→ DATA PROVIDED:
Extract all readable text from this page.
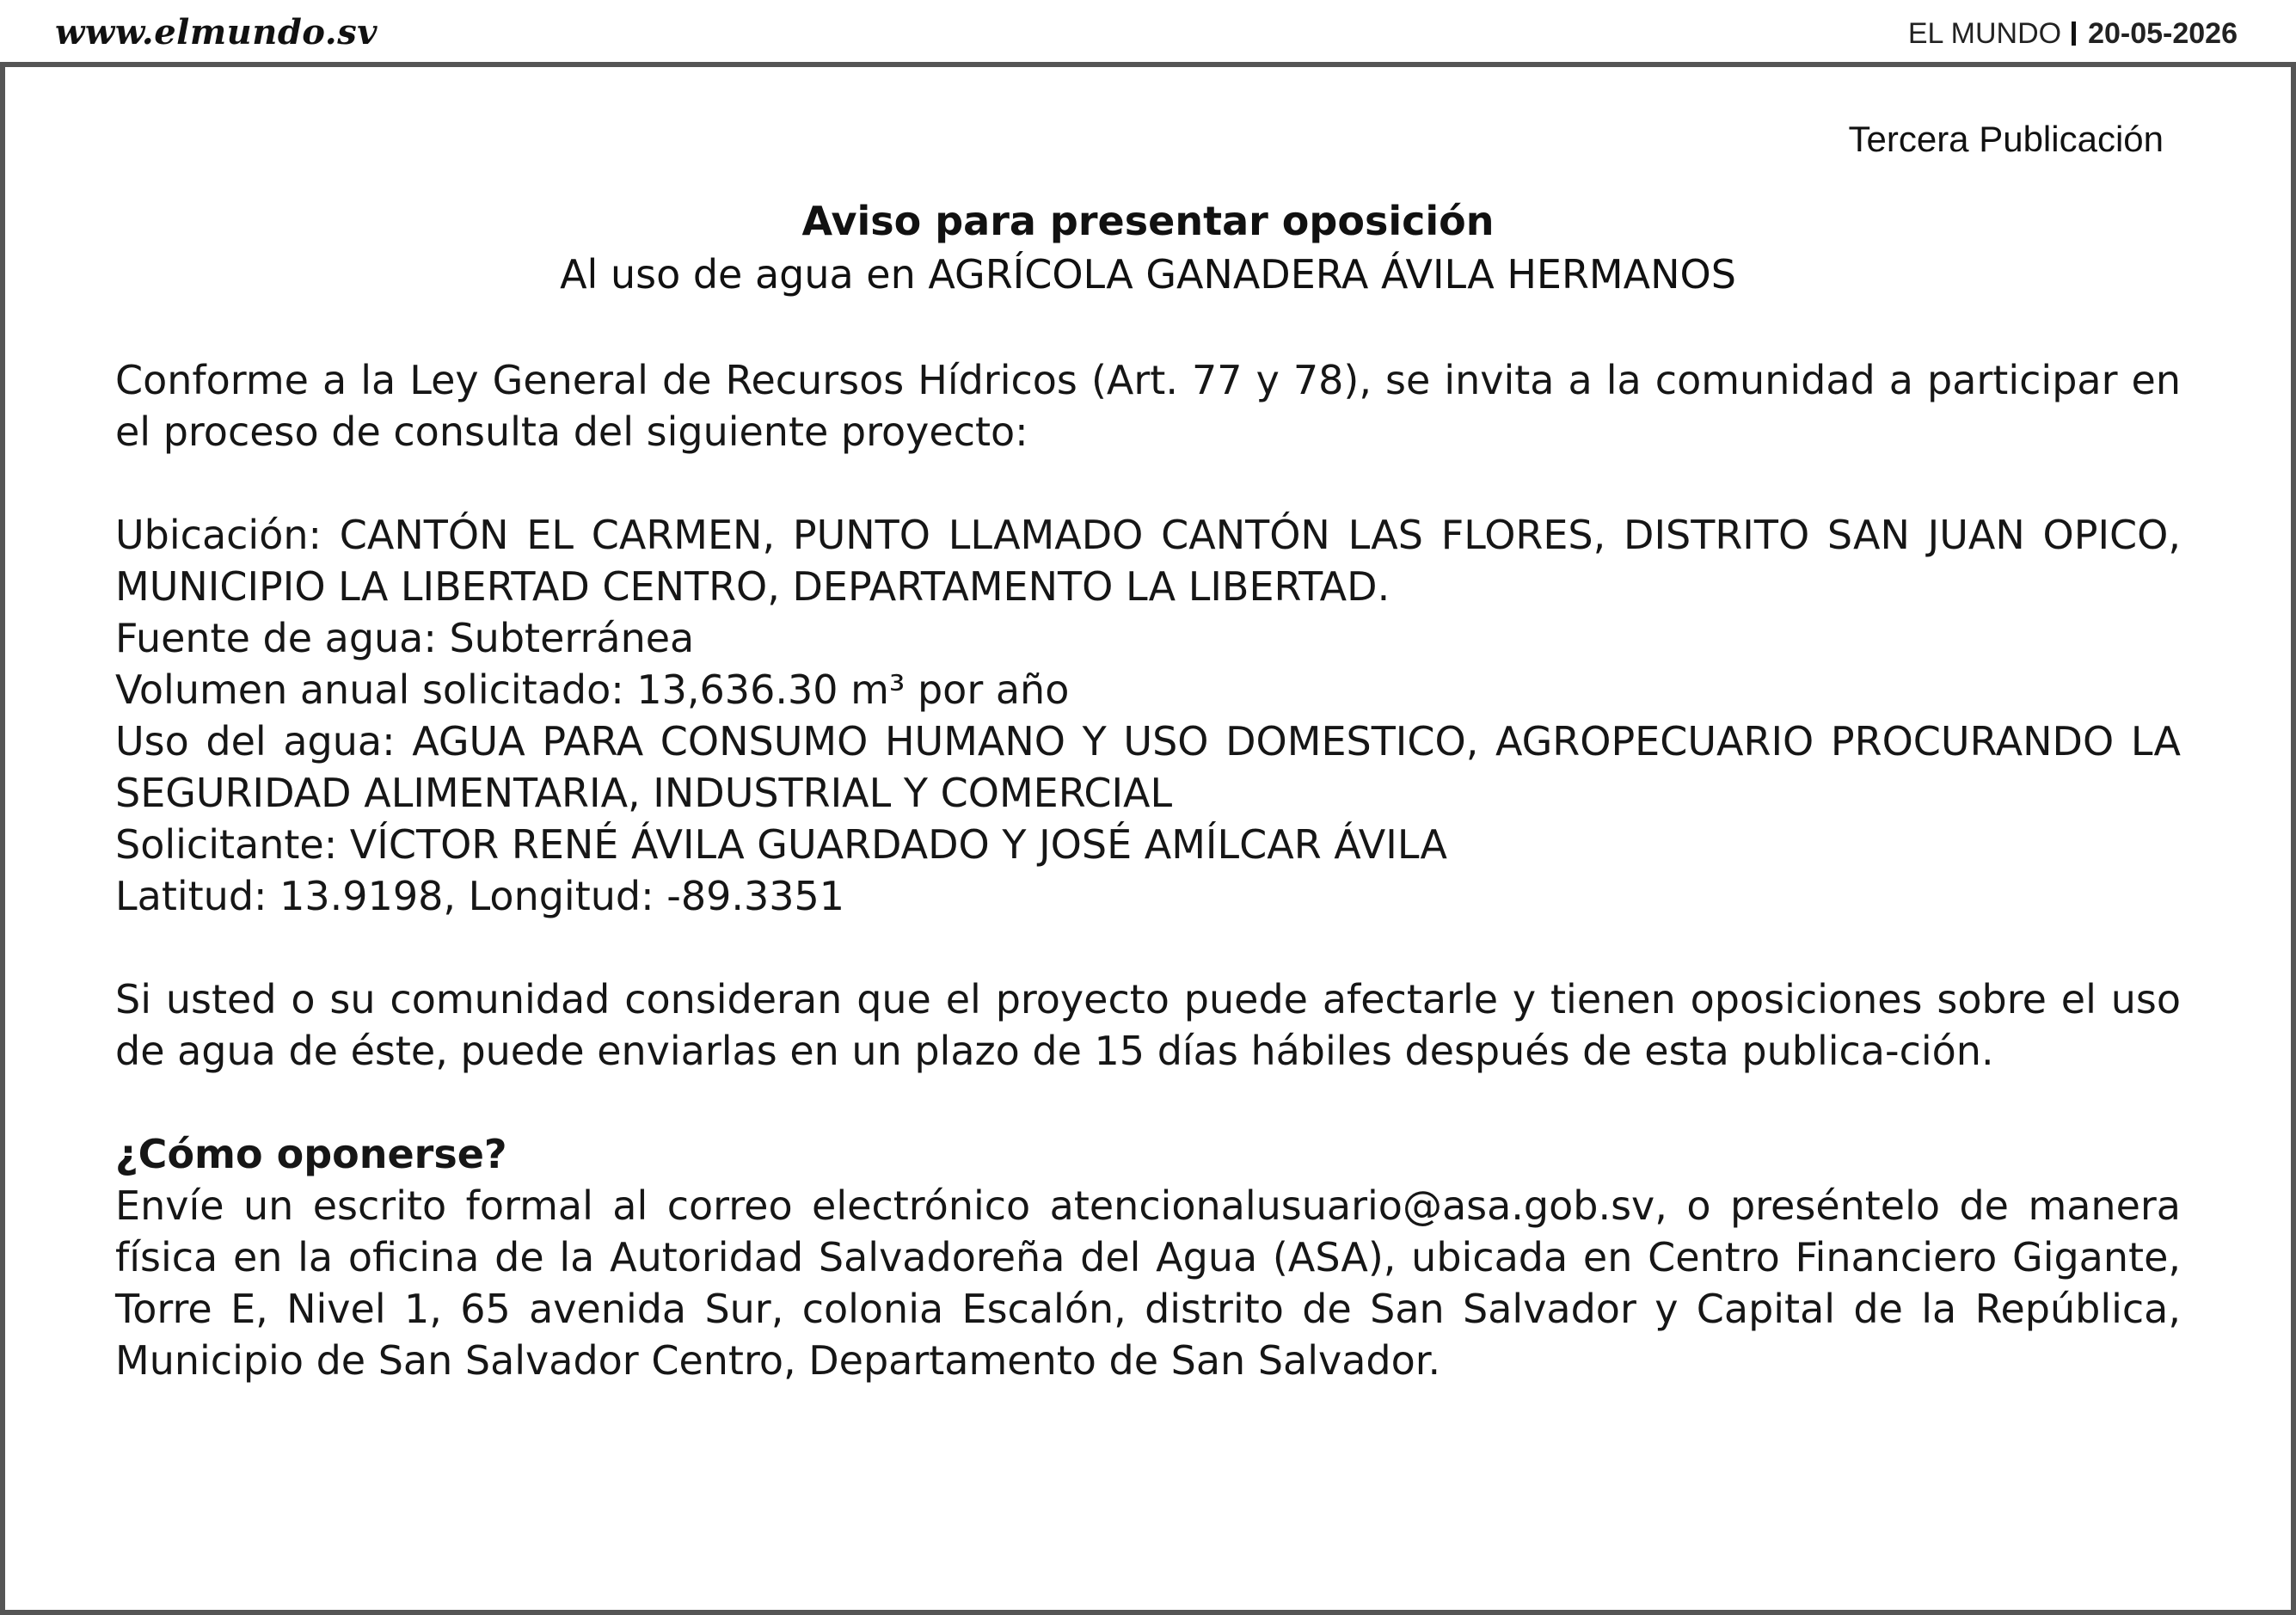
www.elmundo.sv	EL MUNDO 20-05-2026
Tercera Publicación
Aviso para presentar oposición
Al uso de agua en AGRÍCOLA GANADERA ÁVILA HERMANOS

Conforme a la Ley General de Recursos Hídricos (Art. 77 y 78), se invita a la comunidad a participar en el proceso de consulta del siguiente proyecto:

Ubicación: CANTÓN EL CARMEN, PUNTO LLAMADO CANTÓN LAS FLORES, DISTRITO SAN JUAN OPICO, MUNICIPIO LA LIBERTAD CENTRO, DEPARTAMENTO LA LIBERTAD.

Fuente de agua: Subterránea

Volumen anual solicitado: 13,636.30 m³ por año

Uso del agua: AGUA PARA CONSUMO HUMANO Y USO DOMESTICO, AGROPECUARIO PROCURANDO LA SEGURIDAD ALIMENTARIA, INDUSTRIAL Y COMERCIAL

Solicitante: VÍCTOR RENÉ ÁVILA GUARDADO Y JOSÉ AMÍLCAR ÁVILA

Latitud: 13.9198, Longitud: -89.3351

Si usted o su comunidad consideran que el proyecto puede afectarle y tienen oposiciones sobre el uso de agua de éste, puede enviarlas en un plazo de 15 días hábiles después de esta publica-ción.

¿Cómo oponerse?

Envíe un escrito formal al correo electrónico atencionalusuario@asa.gob.sv, o preséntelo de manera física en la oficina de la Autoridad Salvadoreña del Agua (ASA), ubicada en Centro Financiero Gigante, Torre E, Nivel 1, 65 avenida Sur, colonia Escalón, distrito de San Salvador y Capital de la República, Municipio de San Salvador Centro, Departamento de San Salvador.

→ TO DO:
Except for the pictures, print the data above exactly.

→ EXPECTED ANSWER:
Extract all readable text from this page.
www.elmundo.sv	EL MUNDO 20-05-2026
Tercera Publicación
Aviso para presentar oposición
Al uso de agua en AGRÍCOLA GANADERA ÁVILA HERMANOS

Conforme a la Ley General de Recursos Hídricos (Art. 77 y 78), se invita a la comunidad a participar en el proceso de consulta del siguiente proyecto:

Ubicación: CANTÓN EL CARMEN, PUNTO LLAMADO CANTÓN LAS FLORES, DISTRITO SAN JUAN OPICO, MUNICIPIO LA LIBERTAD CENTRO, DEPARTAMENTO LA LIBERTAD.

Fuente de agua: Subterránea

Volumen anual solicitado: 13,636.30 m³ por año

Uso del agua: AGUA PARA CONSUMO HUMANO Y USO DOMESTICO, AGROPECUARIO PROCURANDO LA SEGURIDAD ALIMENTARIA, INDUSTRIAL Y COMERCIAL

Solicitante: VÍCTOR RENÉ ÁVILA GUARDADO Y JOSÉ AMÍLCAR ÁVILA

Latitud: 13.9198, Longitud: -89.3351

Si usted o su comunidad consideran que el proyecto puede afectarle y tienen oposiciones sobre el uso de agua de éste, puede enviarlas en un plazo de 15 días hábiles después de esta publica-ción.

¿Cómo oponerse?

Envíe un escrito formal al correo electrónico atencionalusuario@asa.gob.sv, o preséntelo de manera física en la oficina de la Autoridad Salvadoreña del Agua (ASA), ubicada en Centro Financiero Gigante, Torre E, Nivel 1, 65 avenida Sur, colonia Escalón, distrito de San Salvador y Capital de la República, Municipio de San Salvador Centro, Departamento de San Salvador.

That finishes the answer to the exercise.